Work required: Your task is to print every entry below exactly as given.

Data shown:
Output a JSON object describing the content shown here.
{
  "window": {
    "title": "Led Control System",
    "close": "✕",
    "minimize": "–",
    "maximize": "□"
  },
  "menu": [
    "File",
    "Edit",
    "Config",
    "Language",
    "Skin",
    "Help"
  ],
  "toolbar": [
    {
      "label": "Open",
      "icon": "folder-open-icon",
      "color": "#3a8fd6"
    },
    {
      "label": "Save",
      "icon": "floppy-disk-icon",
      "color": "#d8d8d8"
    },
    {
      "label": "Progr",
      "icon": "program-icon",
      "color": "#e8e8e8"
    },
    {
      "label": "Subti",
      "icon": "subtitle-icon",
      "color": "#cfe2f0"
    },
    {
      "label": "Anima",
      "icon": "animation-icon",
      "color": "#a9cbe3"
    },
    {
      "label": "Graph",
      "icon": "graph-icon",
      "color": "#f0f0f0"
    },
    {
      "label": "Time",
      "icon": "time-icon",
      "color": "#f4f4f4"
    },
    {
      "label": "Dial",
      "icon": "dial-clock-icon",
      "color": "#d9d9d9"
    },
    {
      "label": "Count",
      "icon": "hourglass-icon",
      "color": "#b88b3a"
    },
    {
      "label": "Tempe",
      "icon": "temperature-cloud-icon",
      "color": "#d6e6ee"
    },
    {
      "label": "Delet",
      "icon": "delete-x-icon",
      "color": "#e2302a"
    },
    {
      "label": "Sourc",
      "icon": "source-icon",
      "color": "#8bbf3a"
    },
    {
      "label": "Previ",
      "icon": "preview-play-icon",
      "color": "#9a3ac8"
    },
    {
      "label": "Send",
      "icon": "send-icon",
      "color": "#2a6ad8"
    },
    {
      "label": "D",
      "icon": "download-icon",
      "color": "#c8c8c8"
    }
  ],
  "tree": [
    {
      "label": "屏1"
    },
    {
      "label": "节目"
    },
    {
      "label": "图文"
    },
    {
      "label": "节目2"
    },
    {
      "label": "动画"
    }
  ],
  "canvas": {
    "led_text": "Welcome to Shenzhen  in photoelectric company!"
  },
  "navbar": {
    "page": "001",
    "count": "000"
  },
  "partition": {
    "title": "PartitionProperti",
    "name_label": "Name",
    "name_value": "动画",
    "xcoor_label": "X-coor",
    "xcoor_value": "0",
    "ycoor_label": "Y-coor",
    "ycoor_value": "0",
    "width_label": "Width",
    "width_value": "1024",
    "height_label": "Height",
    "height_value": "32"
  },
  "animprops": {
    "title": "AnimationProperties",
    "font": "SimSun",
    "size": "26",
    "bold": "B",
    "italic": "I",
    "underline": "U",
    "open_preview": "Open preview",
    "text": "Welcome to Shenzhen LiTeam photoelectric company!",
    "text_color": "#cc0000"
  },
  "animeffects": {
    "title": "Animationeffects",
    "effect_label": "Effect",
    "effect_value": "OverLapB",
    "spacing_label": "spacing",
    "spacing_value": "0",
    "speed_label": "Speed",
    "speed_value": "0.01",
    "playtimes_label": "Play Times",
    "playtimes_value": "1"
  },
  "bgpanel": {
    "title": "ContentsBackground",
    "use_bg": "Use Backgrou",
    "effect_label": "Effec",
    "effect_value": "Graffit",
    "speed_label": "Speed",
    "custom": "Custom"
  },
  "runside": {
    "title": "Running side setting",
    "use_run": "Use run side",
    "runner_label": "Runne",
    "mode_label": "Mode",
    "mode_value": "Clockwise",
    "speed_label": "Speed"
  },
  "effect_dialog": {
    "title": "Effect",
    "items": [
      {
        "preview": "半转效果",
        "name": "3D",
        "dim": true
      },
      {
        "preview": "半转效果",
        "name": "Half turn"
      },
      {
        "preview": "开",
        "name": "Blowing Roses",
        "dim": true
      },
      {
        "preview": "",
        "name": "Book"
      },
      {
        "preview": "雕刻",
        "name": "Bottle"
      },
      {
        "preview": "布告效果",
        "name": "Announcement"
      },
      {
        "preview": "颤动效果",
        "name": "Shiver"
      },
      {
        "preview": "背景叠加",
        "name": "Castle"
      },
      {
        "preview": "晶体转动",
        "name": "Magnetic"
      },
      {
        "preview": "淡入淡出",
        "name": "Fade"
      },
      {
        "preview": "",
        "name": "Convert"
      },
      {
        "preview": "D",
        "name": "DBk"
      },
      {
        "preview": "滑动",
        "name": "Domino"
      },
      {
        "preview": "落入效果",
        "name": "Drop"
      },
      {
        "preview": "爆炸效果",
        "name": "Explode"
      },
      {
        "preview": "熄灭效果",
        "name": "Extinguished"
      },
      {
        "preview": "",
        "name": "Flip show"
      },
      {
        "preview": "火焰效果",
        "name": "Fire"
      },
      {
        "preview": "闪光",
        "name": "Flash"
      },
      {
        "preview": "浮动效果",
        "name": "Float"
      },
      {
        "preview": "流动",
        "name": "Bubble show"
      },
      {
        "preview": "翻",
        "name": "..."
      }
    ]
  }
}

The solution:
Output a JSON object describing the content shown here.
{
  "window": {
    "title": "Led Control System",
    "close": "✕",
    "minimize": "–",
    "maximize": "□"
  },
  "menu": [
    "File",
    "Edit",
    "Config",
    "Language",
    "Skin",
    "Help"
  ],
  "toolbar": [
    {
      "label": "Open",
      "icon": "folder-open-icon",
      "color": "#3a8fd6"
    },
    {
      "label": "Save",
      "icon": "floppy-disk-icon",
      "color": "#d8d8d8"
    },
    {
      "label": "Progr",
      "icon": "program-icon",
      "color": "#e8e8e8"
    },
    {
      "label": "Subti",
      "icon": "subtitle-icon",
      "color": "#cfe2f0"
    },
    {
      "label": "Anima",
      "icon": "animation-icon",
      "color": "#a9cbe3"
    },
    {
      "label": "Graph",
      "icon": "graph-icon",
      "color": "#f0f0f0"
    },
    {
      "label": "Time",
      "icon": "time-icon",
      "color": "#f4f4f4"
    },
    {
      "label": "Dial",
      "icon": "dial-clock-icon",
      "color": "#d9d9d9"
    },
    {
      "label": "Count",
      "icon": "hourglass-icon",
      "color": "#b88b3a"
    },
    {
      "label": "Tempe",
      "icon": "temperature-cloud-icon",
      "color": "#d6e6ee"
    },
    {
      "label": "Delet",
      "icon": "delete-x-icon",
      "color": "#e2302a"
    },
    {
      "label": "Sourc",
      "icon": "source-icon",
      "color": "#8bbf3a"
    },
    {
      "label": "Previ",
      "icon": "preview-play-icon",
      "color": "#9a3ac8"
    },
    {
      "label": "Send",
      "icon": "send-icon",
      "color": "#2a6ad8"
    },
    {
      "label": "D",
      "icon": "download-icon",
      "color": "#c8c8c8"
    }
  ],
  "tree": [
    {
      "label": "屏1"
    },
    {
      "label": "节目"
    },
    {
      "label": "图文"
    },
    {
      "label": "节目2"
    },
    {
      "label": "动画"
    }
  ],
  "canvas": {
    "led_text": "Welcome to Shenzhen  in photoelectric company!"
  },
  "navbar": {
    "page": "001",
    "count": "000"
  },
  "partition": {
    "title": "PartitionProperti",
    "name_label": "Name",
    "name_value": "动画",
    "xcoor_label": "X-coor",
    "xcoor_value": "0",
    "ycoor_label": "Y-coor",
    "ycoor_value": "0",
    "width_label": "Width",
    "width_value": "1024",
    "height_label": "Height",
    "height_value": "32"
  },
  "animprops": {
    "title": "AnimationProperties",
    "font": "SimSun",
    "size": "26",
    "bold": "B",
    "italic": "I",
    "underline": "U",
    "open_preview": "Open preview",
    "text": "Welcome to Shenzhen LiTeam photoelectric company!",
    "text_color": "#cc0000"
  },
  "animeffects": {
    "title": "Animationeffects",
    "effect_label": "Effect",
    "effect_value": "OverLapB",
    "spacing_label": "spacing",
    "spacing_value": "0",
    "speed_label": "Speed",
    "speed_value": "0.01",
    "playtimes_label": "Play Times",
    "playtimes_value": "1"
  },
  "bgpanel": {
    "title": "ContentsBackground",
    "use_bg": "Use Backgrou",
    "effect_label": "Effec",
    "effect_value": "Graffit",
    "speed_label": "Speed",
    "custom": "Custom"
  },
  "runside": {
    "title": "Running side setting",
    "use_run": "Use run side",
    "runner_label": "Runne",
    "mode_label": "Mode",
    "mode_value": "Clockwise",
    "speed_label": "Speed"
  },
  "effect_dialog": {
    "title": "Effect",
    "items": [
      {
        "preview": "半转效果",
        "name": "3D",
        "dim": true
      },
      {
        "preview": "半转效果",
        "name": "Half turn"
      },
      {
        "preview": "开",
        "name": "Blowing Roses",
        "dim": true
      },
      {
        "preview": "",
        "name": "Book"
      },
      {
        "preview": "雕刻",
        "name": "Bottle"
      },
      {
        "preview": "布告效果",
        "name": "Announcement"
      },
      {
        "preview": "颤动效果",
        "name": "Shiver"
      },
      {
        "preview": "背景叠加",
        "name": "Castle"
      },
      {
        "preview": "晶体转动",
        "name": "Magnetic"
      },
      {
        "preview": "淡入淡出",
        "name": "Fade"
      },
      {
        "preview": "",
        "name": "Convert"
      },
      {
        "preview": "D",
        "name": "DBk"
      },
      {
        "preview": "滑动",
        "name": "Domino"
      },
      {
        "preview": "落入效果",
        "name": "Drop"
      },
      {
        "preview": "爆炸效果",
        "name": "Explode"
      },
      {
        "preview": "熄灭效果",
        "name": "Extinguished"
      },
      {
        "preview": "",
        "name": "Flip show"
      },
      {
        "preview": "火焰效果",
        "name": "Fire"
      },
      {
        "preview": "闪光",
        "name": "Flash"
      },
      {
        "preview": "浮动效果",
        "name": "Float"
      },
      {
        "preview": "流动",
        "name": "Bubble show"
      },
      {
        "preview": "翻",
        "name": "..."
      }
    ]
  }
}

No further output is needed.